• [Input records]:
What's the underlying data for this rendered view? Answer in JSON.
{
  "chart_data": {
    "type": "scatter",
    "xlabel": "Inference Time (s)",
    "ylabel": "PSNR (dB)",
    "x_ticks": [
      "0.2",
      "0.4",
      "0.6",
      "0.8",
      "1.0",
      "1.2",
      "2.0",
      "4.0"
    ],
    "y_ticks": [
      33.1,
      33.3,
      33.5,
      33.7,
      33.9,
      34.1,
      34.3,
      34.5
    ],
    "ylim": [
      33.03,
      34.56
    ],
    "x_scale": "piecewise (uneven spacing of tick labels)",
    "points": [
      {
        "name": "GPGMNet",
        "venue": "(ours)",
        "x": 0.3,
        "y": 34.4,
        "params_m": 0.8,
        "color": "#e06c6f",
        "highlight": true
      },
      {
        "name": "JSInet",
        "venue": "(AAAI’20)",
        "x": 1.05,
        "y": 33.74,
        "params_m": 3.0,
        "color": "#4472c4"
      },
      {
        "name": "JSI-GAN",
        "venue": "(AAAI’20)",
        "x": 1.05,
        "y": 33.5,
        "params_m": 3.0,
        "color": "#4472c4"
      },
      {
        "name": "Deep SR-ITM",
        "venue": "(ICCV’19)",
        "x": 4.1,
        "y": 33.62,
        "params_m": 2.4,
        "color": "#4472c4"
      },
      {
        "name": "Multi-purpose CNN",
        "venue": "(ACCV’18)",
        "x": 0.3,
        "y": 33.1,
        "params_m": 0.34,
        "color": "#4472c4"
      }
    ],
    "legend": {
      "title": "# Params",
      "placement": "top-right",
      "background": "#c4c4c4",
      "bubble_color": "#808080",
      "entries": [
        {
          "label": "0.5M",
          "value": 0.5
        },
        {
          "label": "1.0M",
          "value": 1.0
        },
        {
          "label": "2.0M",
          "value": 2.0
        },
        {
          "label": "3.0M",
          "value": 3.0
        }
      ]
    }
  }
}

• [Aim of the exercise]: Copy each line of the listing in which the word "name" can be found.

• [Output of the task]:
        "name": "GPGMNet",
        "name": "JSInet",
        "name": "JSI-GAN",
        "name": "Deep SR-ITM",
        "name": "Multi-purpose CNN",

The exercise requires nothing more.